Below is a block of records; reproduce all of them exactly and leave out any pictures.
──────── INPUT FOR THIS TASK ────────
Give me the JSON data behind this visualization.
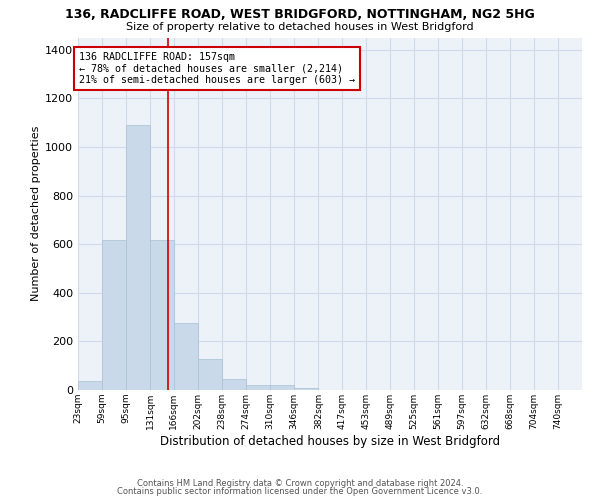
{
  "title": "136, RADCLIFFE ROAD, WEST BRIDGFORD, NOTTINGHAM, NG2 5HG",
  "subtitle": "Size of property relative to detached houses in West Bridgford",
  "xlabel": "Distribution of detached houses by size in West Bridgford",
  "ylabel": "Number of detached properties",
  "footer_line1": "Contains HM Land Registry data © Crown copyright and database right 2024.",
  "footer_line2": "Contains public sector information licensed under the Open Government Licence v3.0.",
  "bar_color": "#c9d9ea",
  "bar_edge_color": "#a8c0d6",
  "grid_color": "#d0daea",
  "background_color": "#edf2f9",
  "vline_color": "#cc0000",
  "property_sqm": 157,
  "annotation_line1": "136 RADCLIFFE ROAD: 157sqm",
  "annotation_line2": "← 78% of detached houses are smaller (2,214)",
  "annotation_line3": "21% of semi-detached houses are larger (603) →",
  "bin_labels": [
    "23sqm",
    "59sqm",
    "95sqm",
    "131sqm",
    "166sqm",
    "202sqm",
    "238sqm",
    "274sqm",
    "310sqm",
    "346sqm",
    "382sqm",
    "417sqm",
    "453sqm",
    "489sqm",
    "525sqm",
    "561sqm",
    "597sqm",
    "632sqm",
    "668sqm",
    "704sqm",
    "740sqm"
  ],
  "bin_left_edges": [
    23,
    59,
    95,
    131,
    166,
    202,
    238,
    274,
    310,
    346,
    382,
    417,
    453,
    489,
    525,
    561,
    597,
    632,
    668,
    704,
    740
  ],
  "bin_width": 36,
  "bar_heights": [
    35,
    615,
    1090,
    615,
    275,
    128,
    45,
    22,
    20,
    10,
    0,
    0,
    0,
    0,
    0,
    0,
    0,
    0,
    0,
    0,
    0
  ],
  "ylim": [
    0,
    1450
  ],
  "yticks": [
    0,
    200,
    400,
    600,
    800,
    1000,
    1200,
    1400
  ],
  "xlim_left": 23,
  "xlim_right": 776
}
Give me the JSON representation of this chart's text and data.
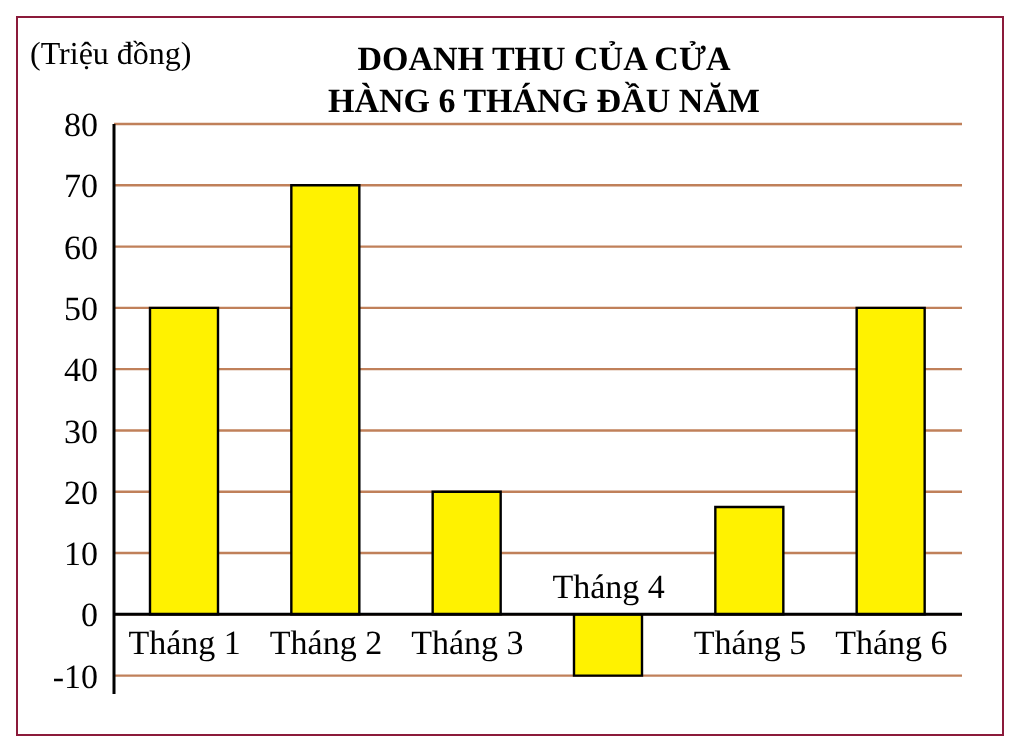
{
  "chart_data": {
    "type": "bar",
    "title": "DOANH THU CỦA CỬA\nHÀNG 6 THÁNG ĐẦU NĂM",
    "ylabel": "(Triệu đồng)",
    "categories": [
      "Tháng 1",
      "Tháng 2",
      "Tháng 3",
      "Tháng 4",
      "Tháng 5",
      "Tháng 6"
    ],
    "values": [
      50,
      70,
      20,
      -10,
      17.5,
      50
    ],
    "color": "#fff200",
    "ylim": [
      -13,
      80
    ],
    "yticks": [
      -10,
      0,
      10,
      20,
      30,
      40,
      50,
      60,
      70,
      80
    ],
    "grid": "y"
  }
}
────────
▶ [SOLVED PROBLEM]:
Give me the JSON data behind this visualization.
{
  "title": "136, RADCLIFFE ROAD, WEST BRIDGFORD, NOTTINGHAM, NG2 5HG",
  "subtitle": "Size of property relative to detached houses in West Bridgford",
  "xlabel": "Distribution of detached houses by size in West Bridgford",
  "ylabel": "Number of detached properties",
  "footer_line1": "Contains HM Land Registry data © Crown copyright and database right 2024.",
  "footer_line2": "Contains public sector information licensed under the Open Government Licence v3.0.",
  "bar_color": "#c9d9ea",
  "bar_edge_color": "#a8c0d6",
  "grid_color": "#d0daea",
  "background_color": "#edf2f9",
  "vline_color": "#cc0000",
  "property_sqm": 157,
  "annotation_line1": "136 RADCLIFFE ROAD: 157sqm",
  "annotation_line2": "← 78% of detached houses are smaller (2,214)",
  "annotation_line3": "21% of semi-detached houses are larger (603) →",
  "bin_labels": [
    "23sqm",
    "59sqm",
    "95sqm",
    "131sqm",
    "166sqm",
    "202sqm",
    "238sqm",
    "274sqm",
    "310sqm",
    "346sqm",
    "382sqm",
    "417sqm",
    "453sqm",
    "489sqm",
    "525sqm",
    "561sqm",
    "597sqm",
    "632sqm",
    "668sqm",
    "704sqm",
    "740sqm"
  ],
  "bin_left_edges": [
    23,
    59,
    95,
    131,
    166,
    202,
    238,
    274,
    310,
    346,
    382,
    417,
    453,
    489,
    525,
    561,
    597,
    632,
    668,
    704,
    740
  ],
  "bin_width": 36,
  "bar_heights": [
    35,
    615,
    1090,
    615,
    275,
    128,
    45,
    22,
    20,
    10,
    0,
    0,
    0,
    0,
    0,
    0,
    0,
    0,
    0,
    0,
    0
  ],
  "ylim": [
    0,
    1450
  ],
  "yticks": [
    0,
    200,
    400,
    600,
    800,
    1000,
    1200,
    1400
  ],
  "xlim_left": 23,
  "xlim_right": 776
}
Give me the JSON representation of this chart's text and data.
{
  "chart_data": {
    "type": "bar",
    "title": "DOANH THU CỦA CỬA\nHÀNG 6 THÁNG ĐẦU NĂM",
    "ylabel": "(Triệu đồng)",
    "categories": [
      "Tháng 1",
      "Tháng 2",
      "Tháng 3",
      "Tháng 4",
      "Tháng 5",
      "Tháng 6"
    ],
    "values": [
      50,
      70,
      20,
      -10,
      17.5,
      50
    ],
    "color": "#fff200",
    "ylim": [
      -13,
      80
    ],
    "yticks": [
      -10,
      0,
      10,
      20,
      30,
      40,
      50,
      60,
      70,
      80
    ],
    "grid": "y"
  }
}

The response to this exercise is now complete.